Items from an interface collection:
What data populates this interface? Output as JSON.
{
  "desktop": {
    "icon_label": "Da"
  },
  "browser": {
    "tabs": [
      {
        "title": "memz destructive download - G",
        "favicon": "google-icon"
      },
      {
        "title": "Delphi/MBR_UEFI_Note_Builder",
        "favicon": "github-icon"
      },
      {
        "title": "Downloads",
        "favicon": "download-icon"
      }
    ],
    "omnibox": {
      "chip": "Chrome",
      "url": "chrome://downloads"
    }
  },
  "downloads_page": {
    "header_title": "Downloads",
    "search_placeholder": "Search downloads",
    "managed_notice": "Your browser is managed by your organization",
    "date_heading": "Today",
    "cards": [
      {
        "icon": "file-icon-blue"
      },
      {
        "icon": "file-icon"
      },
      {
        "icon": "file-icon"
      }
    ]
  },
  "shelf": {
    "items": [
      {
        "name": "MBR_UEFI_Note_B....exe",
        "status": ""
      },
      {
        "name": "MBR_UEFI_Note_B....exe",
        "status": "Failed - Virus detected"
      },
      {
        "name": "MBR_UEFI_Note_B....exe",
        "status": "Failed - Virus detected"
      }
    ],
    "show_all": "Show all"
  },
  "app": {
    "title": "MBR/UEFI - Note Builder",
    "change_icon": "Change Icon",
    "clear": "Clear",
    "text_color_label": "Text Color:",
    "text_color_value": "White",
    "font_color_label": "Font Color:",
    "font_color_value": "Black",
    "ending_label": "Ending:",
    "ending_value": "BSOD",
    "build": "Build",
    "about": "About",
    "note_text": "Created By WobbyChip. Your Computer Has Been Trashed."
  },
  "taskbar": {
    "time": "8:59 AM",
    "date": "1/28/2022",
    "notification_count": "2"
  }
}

About this task:
Each line above that has the word "browser" should be copied.

The completed task:
  "browser": {
    "managed_notice": "Your browser is managed by your organization",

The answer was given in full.